- Records for this task:

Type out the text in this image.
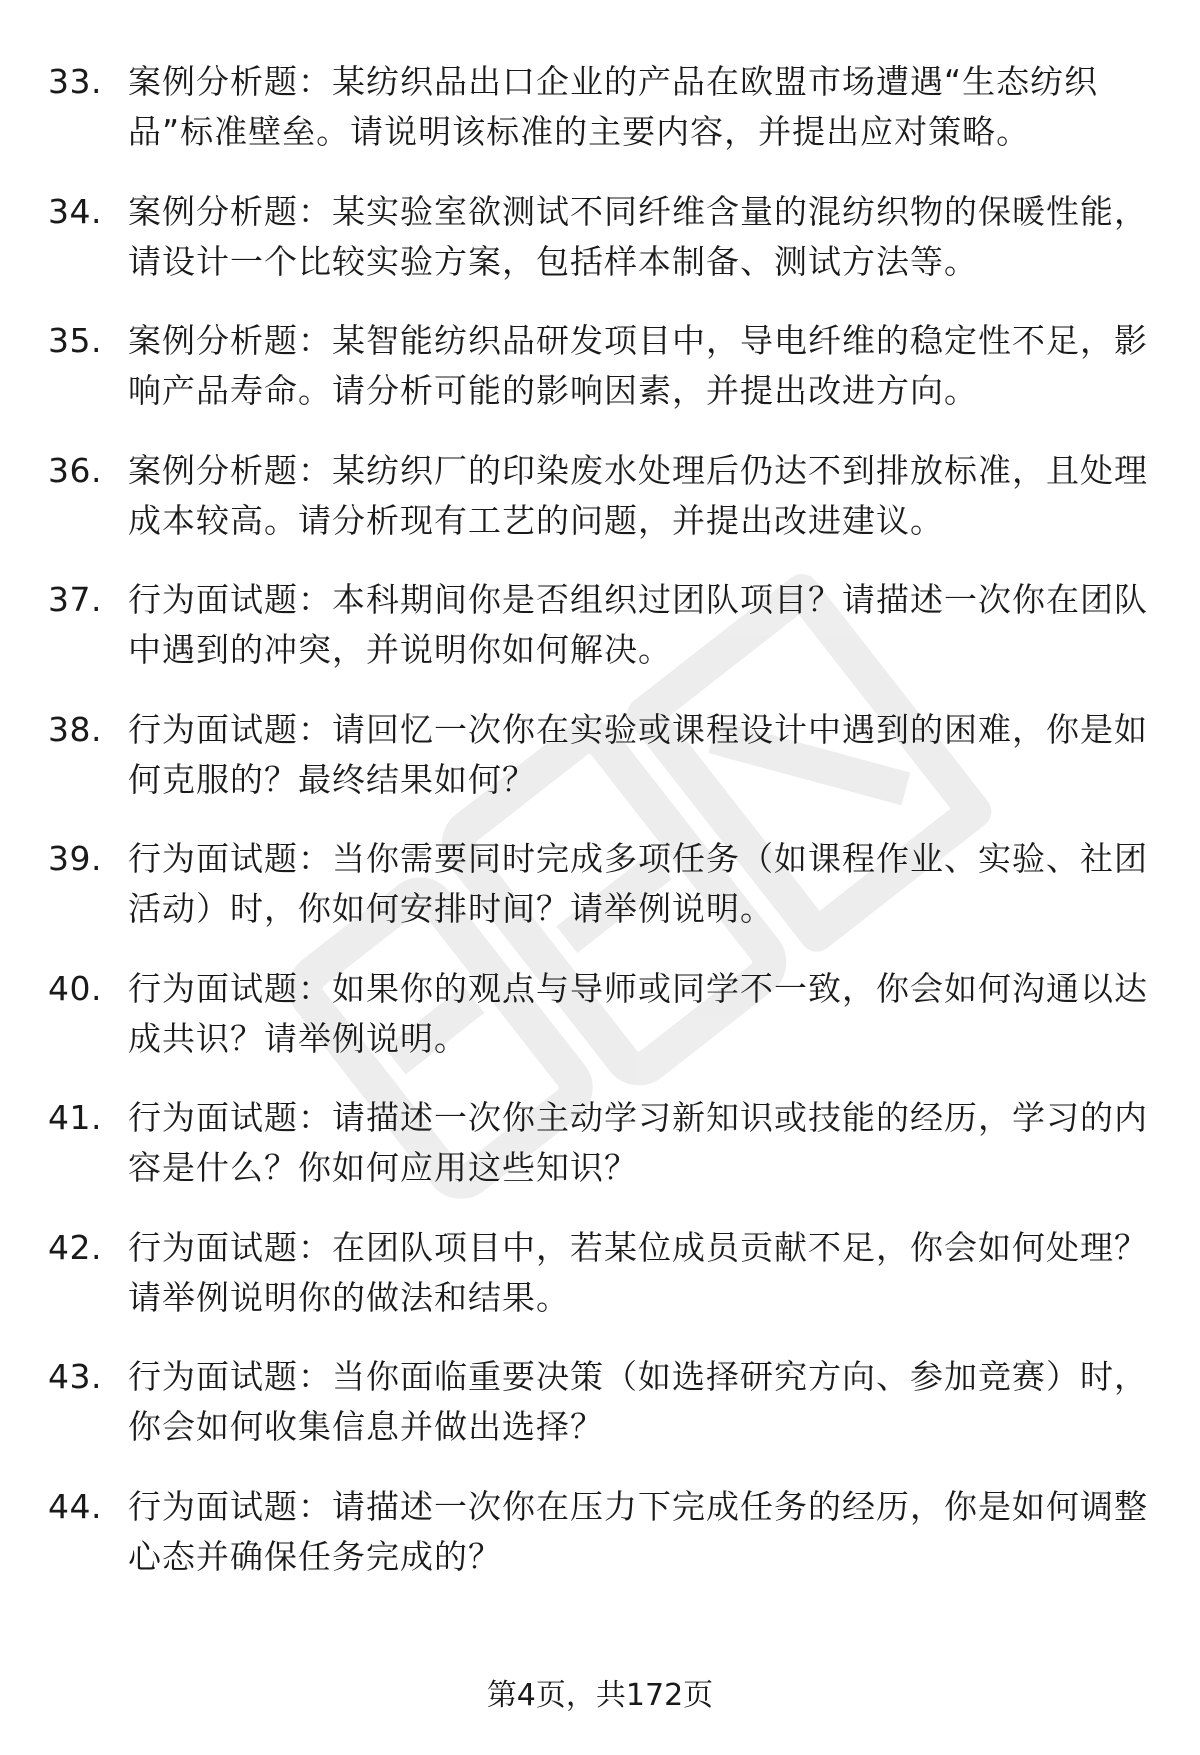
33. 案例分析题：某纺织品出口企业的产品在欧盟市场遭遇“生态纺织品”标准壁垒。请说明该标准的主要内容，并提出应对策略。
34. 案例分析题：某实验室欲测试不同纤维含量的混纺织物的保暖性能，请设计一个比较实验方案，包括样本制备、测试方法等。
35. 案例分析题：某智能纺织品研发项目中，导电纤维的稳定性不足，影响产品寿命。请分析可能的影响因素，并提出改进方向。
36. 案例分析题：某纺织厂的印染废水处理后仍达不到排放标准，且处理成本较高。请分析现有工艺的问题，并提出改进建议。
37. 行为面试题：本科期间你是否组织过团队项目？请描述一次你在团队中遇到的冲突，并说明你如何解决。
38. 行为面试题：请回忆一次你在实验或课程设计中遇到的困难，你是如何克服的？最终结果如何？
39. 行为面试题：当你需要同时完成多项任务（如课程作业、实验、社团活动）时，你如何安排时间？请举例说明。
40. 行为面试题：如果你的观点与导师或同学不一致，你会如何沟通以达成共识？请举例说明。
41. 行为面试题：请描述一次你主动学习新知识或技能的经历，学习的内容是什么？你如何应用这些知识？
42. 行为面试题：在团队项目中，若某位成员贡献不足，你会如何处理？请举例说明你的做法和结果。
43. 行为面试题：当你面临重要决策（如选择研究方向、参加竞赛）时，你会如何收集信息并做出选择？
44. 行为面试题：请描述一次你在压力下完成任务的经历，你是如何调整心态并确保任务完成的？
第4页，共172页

...

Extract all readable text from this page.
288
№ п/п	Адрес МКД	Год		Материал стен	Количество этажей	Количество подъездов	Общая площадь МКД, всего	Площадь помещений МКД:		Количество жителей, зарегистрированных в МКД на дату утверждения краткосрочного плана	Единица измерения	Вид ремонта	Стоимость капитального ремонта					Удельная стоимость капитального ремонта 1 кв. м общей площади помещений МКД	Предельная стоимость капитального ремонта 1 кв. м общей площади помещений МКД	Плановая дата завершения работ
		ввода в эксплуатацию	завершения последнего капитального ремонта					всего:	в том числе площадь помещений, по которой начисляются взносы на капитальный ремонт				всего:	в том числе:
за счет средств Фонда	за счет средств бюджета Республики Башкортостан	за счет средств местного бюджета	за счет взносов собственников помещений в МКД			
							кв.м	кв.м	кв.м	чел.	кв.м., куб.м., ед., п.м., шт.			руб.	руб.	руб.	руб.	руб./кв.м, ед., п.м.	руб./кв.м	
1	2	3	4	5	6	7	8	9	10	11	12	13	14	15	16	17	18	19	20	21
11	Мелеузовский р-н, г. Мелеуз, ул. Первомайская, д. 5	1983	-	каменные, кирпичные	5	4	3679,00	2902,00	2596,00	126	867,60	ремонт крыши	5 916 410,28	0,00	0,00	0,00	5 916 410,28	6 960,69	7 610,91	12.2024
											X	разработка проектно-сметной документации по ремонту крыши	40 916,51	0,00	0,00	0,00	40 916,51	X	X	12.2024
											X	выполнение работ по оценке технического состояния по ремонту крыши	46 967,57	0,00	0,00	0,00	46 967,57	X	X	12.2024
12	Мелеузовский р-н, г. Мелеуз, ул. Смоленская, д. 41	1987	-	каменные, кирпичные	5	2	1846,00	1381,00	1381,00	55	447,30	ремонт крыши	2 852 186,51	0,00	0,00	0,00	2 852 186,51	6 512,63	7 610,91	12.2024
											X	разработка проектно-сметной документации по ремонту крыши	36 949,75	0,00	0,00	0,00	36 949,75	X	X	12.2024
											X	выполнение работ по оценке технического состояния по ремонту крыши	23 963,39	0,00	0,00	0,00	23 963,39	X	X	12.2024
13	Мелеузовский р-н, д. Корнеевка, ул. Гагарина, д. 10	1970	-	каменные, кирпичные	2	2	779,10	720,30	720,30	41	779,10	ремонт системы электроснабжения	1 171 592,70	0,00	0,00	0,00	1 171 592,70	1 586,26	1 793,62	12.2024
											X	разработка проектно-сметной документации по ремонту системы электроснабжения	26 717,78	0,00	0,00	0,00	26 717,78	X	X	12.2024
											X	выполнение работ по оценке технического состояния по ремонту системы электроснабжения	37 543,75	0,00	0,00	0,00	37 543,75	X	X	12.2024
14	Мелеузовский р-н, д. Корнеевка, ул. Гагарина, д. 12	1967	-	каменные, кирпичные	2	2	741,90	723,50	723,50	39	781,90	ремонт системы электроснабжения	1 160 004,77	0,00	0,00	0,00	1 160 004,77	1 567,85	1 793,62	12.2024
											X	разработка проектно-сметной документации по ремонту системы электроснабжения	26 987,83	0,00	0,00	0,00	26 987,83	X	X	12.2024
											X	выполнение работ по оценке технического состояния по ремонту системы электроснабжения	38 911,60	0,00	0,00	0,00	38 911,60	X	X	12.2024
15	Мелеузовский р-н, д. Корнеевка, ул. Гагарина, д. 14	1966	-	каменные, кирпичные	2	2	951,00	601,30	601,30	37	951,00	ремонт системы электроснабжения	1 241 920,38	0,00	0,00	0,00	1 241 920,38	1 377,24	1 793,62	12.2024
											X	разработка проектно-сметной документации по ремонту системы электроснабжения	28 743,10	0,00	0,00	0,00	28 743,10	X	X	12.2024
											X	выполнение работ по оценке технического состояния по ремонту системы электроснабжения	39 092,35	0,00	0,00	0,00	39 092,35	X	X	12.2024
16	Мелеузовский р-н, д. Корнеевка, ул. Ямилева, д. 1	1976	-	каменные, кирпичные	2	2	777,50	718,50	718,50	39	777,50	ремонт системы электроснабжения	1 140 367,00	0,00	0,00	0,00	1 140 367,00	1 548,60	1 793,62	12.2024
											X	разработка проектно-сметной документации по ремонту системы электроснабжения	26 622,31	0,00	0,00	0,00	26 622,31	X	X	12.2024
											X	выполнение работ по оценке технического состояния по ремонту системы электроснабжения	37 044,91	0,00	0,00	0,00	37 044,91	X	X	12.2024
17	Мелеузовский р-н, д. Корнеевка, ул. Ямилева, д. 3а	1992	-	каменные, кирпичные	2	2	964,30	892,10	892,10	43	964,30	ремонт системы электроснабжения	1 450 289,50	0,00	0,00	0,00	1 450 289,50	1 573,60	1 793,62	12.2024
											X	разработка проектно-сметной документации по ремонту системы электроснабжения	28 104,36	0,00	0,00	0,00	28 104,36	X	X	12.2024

- Objective: Report how many lines in the listing above include the word "всего". Give nothing but the number.

- Final result: 2